* start LISTED ENTRIES *
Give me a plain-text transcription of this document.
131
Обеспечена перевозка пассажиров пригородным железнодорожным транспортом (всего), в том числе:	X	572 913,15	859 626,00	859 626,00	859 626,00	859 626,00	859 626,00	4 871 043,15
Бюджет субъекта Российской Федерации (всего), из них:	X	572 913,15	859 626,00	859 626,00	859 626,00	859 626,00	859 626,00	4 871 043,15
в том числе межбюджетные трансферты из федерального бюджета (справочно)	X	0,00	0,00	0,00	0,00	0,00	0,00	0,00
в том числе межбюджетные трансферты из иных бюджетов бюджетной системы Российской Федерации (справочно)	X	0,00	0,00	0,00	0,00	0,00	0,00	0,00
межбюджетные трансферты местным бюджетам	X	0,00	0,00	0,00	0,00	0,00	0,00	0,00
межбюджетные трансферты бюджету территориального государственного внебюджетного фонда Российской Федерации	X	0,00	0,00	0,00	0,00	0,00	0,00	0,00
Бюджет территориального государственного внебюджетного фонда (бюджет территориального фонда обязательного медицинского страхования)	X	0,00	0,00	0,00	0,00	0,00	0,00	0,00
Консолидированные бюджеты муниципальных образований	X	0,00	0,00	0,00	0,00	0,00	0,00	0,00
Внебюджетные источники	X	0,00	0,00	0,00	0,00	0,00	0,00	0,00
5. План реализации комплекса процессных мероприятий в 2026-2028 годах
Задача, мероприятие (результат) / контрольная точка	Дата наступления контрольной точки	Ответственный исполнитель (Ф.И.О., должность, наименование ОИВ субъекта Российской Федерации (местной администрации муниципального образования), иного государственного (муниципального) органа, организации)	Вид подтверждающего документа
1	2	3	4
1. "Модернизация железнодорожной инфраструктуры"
* end LISTED ENTRIES *
Copy out the material above in its entirety. Every detail must match.

SOLUTION TO THIS EXERCISE
Give me a plain-text transcription of this document.
131
Обеспечена перевозка пассажиров пригородным железнодорожным транспортом (всего), в том числе:	X	572 913,15	859 626,00	859 626,00	859 626,00	859 626,00	859 626,00	4 871 043,15
Бюджет субъекта Российской Федерации (всего), из них:	X	572 913,15	859 626,00	859 626,00	859 626,00	859 626,00	859 626,00	4 871 043,15
в том числе межбюджетные трансферты из федерального бюджета (справочно)	X	0,00	0,00	0,00	0,00	0,00	0,00	0,00
в том числе межбюджетные трансферты из иных бюджетов бюджетной системы Российской Федерации (справочно)	X	0,00	0,00	0,00	0,00	0,00	0,00	0,00
межбюджетные трансферты местным бюджетам	X	0,00	0,00	0,00	0,00	0,00	0,00	0,00
межбюджетные трансферты бюджету территориального государственного внебюджетного фонда Российской Федерации	X	0,00	0,00	0,00	0,00	0,00	0,00	0,00
Бюджет территориального государственного внебюджетного фонда (бюджет территориального фонда обязательного медицинского страхования)	X	0,00	0,00	0,00	0,00	0,00	0,00	0,00
Консолидированные бюджеты муниципальных образований	X	0,00	0,00	0,00	0,00	0,00	0,00	0,00
Внебюджетные источники	X	0,00	0,00	0,00	0,00	0,00	0,00	0,00
5. План реализации комплекса процессных мероприятий в 2026-2028 годах
Задача, мероприятие (результат) / контрольная точка	Дата наступления контрольной точки	Ответственный исполнитель (Ф.И.О., должность, наименование ОИВ субъекта Российской Федерации (местной администрации муниципального образования), иного государственного (муниципального) органа, организации)	Вид подтверждающего документа
1	2	3	4
1. "Модернизация железнодорожной инфраструктуры"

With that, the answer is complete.